[Records that describe figures]
----------

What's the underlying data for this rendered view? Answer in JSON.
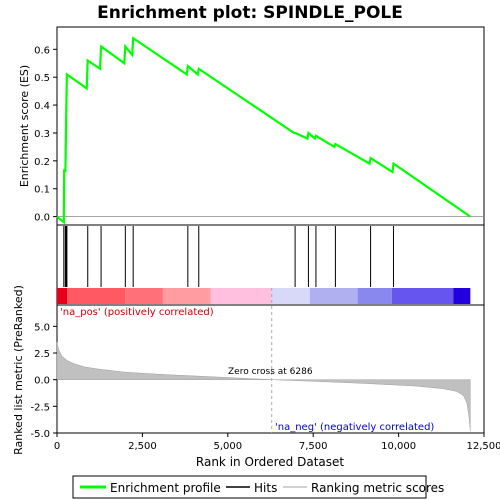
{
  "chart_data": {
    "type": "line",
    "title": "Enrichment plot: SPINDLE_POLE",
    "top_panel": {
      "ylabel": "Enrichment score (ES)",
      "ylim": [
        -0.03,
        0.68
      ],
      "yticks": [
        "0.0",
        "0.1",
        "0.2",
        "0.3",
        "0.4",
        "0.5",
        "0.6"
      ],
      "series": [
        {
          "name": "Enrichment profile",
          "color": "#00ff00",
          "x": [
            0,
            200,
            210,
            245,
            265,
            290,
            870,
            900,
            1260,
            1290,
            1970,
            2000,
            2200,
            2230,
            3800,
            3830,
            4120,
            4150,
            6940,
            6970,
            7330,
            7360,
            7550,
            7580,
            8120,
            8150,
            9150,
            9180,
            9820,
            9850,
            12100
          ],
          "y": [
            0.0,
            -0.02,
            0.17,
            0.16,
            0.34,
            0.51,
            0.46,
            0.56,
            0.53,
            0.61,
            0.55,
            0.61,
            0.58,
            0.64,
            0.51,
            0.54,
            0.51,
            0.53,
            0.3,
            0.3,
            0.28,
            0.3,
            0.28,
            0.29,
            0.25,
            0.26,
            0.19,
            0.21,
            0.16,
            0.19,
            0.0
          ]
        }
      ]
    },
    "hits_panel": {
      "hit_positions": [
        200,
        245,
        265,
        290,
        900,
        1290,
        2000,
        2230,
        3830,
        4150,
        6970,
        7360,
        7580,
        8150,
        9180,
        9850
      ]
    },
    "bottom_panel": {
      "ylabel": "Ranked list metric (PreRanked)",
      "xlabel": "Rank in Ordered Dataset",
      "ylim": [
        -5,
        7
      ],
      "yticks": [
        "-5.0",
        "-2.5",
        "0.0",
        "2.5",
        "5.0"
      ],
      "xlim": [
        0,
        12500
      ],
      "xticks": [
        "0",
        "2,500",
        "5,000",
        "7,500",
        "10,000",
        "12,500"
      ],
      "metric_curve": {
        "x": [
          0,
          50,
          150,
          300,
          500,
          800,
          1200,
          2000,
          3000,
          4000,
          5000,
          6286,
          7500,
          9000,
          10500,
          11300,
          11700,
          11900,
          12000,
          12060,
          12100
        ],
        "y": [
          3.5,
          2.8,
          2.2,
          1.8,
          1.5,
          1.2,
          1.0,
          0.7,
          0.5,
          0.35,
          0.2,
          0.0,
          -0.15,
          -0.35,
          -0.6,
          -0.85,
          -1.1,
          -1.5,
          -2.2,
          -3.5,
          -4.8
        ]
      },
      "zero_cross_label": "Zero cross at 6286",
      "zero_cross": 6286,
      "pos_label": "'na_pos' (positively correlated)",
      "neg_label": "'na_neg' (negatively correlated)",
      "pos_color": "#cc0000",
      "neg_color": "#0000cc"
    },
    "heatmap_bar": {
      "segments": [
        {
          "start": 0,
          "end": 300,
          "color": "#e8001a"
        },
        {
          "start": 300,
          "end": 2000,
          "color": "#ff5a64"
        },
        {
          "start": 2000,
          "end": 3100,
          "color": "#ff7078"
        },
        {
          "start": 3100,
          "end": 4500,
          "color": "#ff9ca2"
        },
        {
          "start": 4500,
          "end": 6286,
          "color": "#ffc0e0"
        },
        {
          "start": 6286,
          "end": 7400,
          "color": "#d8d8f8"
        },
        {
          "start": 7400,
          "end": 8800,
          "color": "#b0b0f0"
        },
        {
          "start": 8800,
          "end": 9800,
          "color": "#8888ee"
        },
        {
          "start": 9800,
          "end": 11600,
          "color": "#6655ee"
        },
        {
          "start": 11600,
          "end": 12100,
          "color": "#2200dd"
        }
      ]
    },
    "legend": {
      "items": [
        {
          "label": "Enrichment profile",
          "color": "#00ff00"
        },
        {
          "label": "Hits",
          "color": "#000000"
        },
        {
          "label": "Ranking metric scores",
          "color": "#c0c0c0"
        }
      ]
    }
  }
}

----------

Exercise:
Extract from the data every line where "Enrichment" shows up.

Written response:
    "title": "Enrichment plot: SPINDLE_POLE",
      "ylabel": "Enrichment score (ES)",
          "name": "Enrichment profile",
          "label": "Enrichment profile",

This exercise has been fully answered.